■ Stated exercise ■
The entries below are to be repeated exactly as they stand.

■ Input records ■
· · · · ·
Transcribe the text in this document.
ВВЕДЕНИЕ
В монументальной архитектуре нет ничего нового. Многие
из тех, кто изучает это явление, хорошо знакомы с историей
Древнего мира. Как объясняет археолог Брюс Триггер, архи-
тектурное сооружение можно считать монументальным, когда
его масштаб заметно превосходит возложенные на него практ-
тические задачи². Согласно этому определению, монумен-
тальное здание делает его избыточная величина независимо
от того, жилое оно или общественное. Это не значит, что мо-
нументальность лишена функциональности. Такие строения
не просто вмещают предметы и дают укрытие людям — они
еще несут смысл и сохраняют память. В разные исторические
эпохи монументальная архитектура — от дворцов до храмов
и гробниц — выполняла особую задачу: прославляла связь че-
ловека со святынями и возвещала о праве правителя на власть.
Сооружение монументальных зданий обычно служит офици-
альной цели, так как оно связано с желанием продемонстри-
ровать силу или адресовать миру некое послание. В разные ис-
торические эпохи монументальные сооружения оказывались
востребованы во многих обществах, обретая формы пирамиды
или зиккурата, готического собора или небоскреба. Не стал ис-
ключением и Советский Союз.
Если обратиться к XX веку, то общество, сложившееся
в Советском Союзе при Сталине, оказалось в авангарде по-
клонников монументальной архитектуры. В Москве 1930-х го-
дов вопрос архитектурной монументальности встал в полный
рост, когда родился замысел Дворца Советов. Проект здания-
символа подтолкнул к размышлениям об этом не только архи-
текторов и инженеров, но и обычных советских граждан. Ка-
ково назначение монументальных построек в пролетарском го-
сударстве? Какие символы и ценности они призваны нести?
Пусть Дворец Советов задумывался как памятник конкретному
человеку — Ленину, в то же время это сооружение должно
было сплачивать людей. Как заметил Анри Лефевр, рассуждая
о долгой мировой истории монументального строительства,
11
· · · · ·
■ Output of the task ■
Transcribe the text in this document.
ВВЕДЕНИЕ
В монументальной архитектуре нет ничего нового. Многие
из тех, кто изучает это явление, хорошо знакомы с историей
Древнего мира. Как объясняет археолог Брюс Триггер, архи-
тектурное сооружение можно считать монументальным, когда
его масштаб заметно превосходит возложенные на него практ-
тические задачи². Согласно этому определению, монумен-
тальное здание делает его избыточная величина независимо
от того, жилое оно или общественное. Это не значит, что мо-
нументальность лишена функциональности. Такие строения
не просто вмещают предметы и дают укрытие людям — они
еще несут смысл и сохраняют память. В разные исторические
эпохи монументальная архитектура — от дворцов до храмов
и гробниц — выполняла особую задачу: прославляла связь че-
ловека со святынями и возвещала о праве правителя на власть.
Сооружение монументальных зданий обычно служит офици-
альной цели, так как оно связано с желанием продемонстри-
ровать силу или адресовать миру некое послание. В разные ис-
торические эпохи монументальные сооружения оказывались
востребованы во многих обществах, обретая формы пирамиды
или зиккурата, готического собора или небоскреба. Не стал ис-
ключением и Советский Союз.
Если обратиться к XX веку, то общество, сложившееся
в Советском Союзе при Сталине, оказалось в авангарде по-
клонников монументальной архитектуры. В Москве 1930-х го-
дов вопрос архитектурной монументальности встал в полный
рост, когда родился замысел Дворца Советов. Проект здания-
символа подтолкнул к размышлениям об этом не только архи-
текторов и инженеров, но и обычных советских граждан. Ка-
ково назначение монументальных построек в пролетарском го-
сударстве? Какие символы и ценности они призваны нести?
Пусть Дворец Советов задумывался как памятник конкретному
человеку — Ленину, в то же время это сооружение должно
было сплачивать людей. Как заметил Анри Лефевр, рассуждая
о долгой мировой истории монументального строительства,
11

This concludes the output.